[Records from a dataset]
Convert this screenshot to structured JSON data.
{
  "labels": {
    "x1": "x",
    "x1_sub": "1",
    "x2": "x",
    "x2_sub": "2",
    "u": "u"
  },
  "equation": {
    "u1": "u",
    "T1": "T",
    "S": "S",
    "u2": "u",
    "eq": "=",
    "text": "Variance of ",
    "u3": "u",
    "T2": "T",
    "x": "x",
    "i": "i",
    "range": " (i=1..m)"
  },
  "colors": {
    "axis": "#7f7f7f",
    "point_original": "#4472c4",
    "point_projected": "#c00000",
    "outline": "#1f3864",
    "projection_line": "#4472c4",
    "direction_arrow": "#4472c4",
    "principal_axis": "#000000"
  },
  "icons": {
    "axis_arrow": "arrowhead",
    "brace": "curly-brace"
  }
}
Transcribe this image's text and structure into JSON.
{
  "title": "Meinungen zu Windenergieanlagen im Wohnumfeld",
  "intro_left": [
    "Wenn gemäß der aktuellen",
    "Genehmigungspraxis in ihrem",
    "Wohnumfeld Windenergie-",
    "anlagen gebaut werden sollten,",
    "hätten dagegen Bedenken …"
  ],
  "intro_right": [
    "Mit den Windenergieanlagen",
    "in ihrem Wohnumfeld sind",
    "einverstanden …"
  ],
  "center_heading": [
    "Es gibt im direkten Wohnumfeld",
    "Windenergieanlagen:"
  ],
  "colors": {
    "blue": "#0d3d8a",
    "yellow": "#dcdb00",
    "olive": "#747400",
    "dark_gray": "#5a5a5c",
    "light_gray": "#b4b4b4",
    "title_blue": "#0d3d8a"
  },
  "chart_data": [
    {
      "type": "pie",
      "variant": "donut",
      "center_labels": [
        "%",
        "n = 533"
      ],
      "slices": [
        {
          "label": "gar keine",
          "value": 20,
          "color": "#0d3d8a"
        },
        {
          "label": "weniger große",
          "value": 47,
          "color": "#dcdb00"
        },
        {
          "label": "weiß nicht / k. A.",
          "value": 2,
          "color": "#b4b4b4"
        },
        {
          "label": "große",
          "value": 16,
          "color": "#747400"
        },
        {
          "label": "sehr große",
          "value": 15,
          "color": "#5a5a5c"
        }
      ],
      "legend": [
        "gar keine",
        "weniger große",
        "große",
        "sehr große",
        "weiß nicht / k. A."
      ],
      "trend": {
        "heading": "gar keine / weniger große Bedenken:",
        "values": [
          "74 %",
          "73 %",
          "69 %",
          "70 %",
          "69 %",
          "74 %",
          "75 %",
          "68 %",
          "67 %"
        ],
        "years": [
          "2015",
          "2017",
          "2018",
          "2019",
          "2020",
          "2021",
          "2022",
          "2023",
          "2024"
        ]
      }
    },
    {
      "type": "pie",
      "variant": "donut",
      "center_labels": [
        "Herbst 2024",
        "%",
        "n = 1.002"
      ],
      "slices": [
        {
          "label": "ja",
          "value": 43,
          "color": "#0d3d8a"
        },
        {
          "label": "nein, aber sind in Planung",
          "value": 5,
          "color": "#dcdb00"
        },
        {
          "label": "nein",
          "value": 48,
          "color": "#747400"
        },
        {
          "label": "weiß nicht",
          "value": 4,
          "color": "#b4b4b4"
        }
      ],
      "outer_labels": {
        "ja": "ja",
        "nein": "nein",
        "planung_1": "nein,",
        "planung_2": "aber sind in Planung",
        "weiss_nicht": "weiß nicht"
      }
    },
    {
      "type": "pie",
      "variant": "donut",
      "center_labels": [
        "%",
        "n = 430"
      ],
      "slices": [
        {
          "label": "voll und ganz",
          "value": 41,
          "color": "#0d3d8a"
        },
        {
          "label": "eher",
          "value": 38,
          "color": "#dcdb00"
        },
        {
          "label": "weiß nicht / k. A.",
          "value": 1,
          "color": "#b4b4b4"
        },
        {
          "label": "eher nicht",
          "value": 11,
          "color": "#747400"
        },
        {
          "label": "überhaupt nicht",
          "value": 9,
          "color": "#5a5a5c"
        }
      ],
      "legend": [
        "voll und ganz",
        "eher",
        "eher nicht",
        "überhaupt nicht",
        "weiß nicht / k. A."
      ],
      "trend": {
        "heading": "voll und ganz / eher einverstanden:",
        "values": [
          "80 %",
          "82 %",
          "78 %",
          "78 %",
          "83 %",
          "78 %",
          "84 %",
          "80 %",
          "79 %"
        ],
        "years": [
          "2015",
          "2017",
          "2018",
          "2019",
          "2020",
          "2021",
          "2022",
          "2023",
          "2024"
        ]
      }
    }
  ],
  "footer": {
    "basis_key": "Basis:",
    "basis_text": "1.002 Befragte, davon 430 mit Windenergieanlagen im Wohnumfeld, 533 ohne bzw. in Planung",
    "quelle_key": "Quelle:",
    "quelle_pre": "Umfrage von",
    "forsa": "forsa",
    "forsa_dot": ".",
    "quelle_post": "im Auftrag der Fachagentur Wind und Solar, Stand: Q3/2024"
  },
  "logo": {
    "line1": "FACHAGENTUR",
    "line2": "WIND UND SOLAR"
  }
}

__WHAT YOU HAVE TO DO__:
A single figure is required: the number of lines above in which the word "große" occurs.

__SOLUTION FOR THIS EXERCISE__:
7